In the entries below, count every line containing "your". Reply with the number alone.

MATERIAL SUPPLIED ::
——————————
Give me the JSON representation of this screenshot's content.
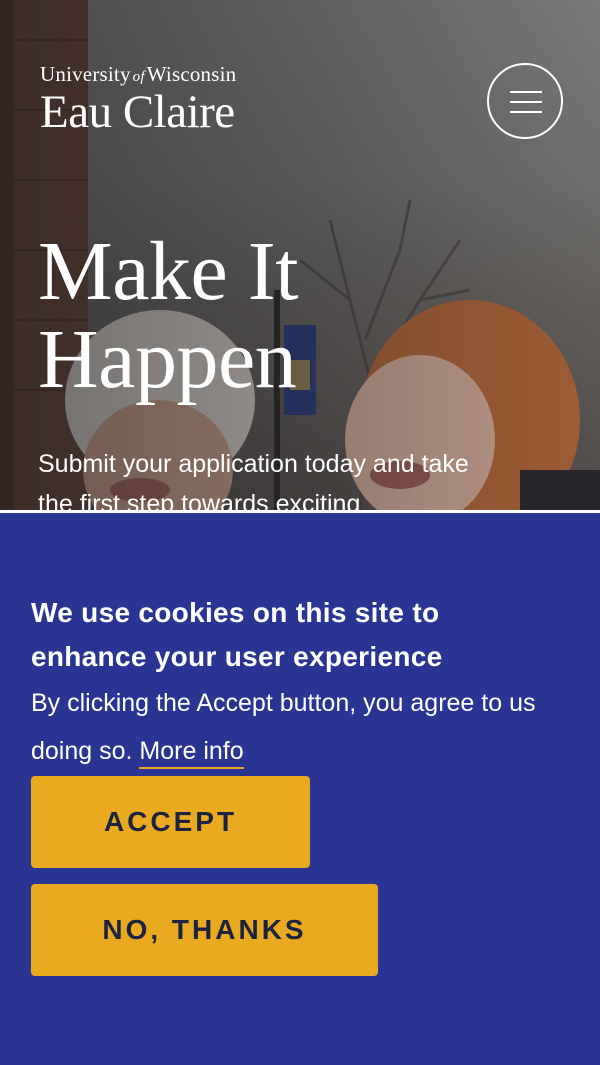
{
  "header": {
    "logo_line1_a": "University",
    "logo_line1_of": "of",
    "logo_line1_b": "Wisconsin",
    "logo_line2": "Eau Claire",
    "menu_icon": "hamburger-menu-icon"
  },
  "hero": {
    "title_line1": "Make It",
    "title_line2": "Happen",
    "text": "Submit your application today and take the first step towards exciting"
  },
  "cookie_banner": {
    "heading": "We use cookies on this site to enhance your user experience",
    "body": "By clicking the Accept button, you agree to us doing so.",
    "more_info_link": "More info",
    "accept_label": "ACCEPT",
    "decline_label": "NO, THANKS"
  },
  "colors": {
    "banner_background": "#2a3593",
    "button_background": "#eaaa20",
    "button_text": "#1c2340",
    "link_underline": "#e8a920"
  }
}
——————————
TASK RESPONSE ::
2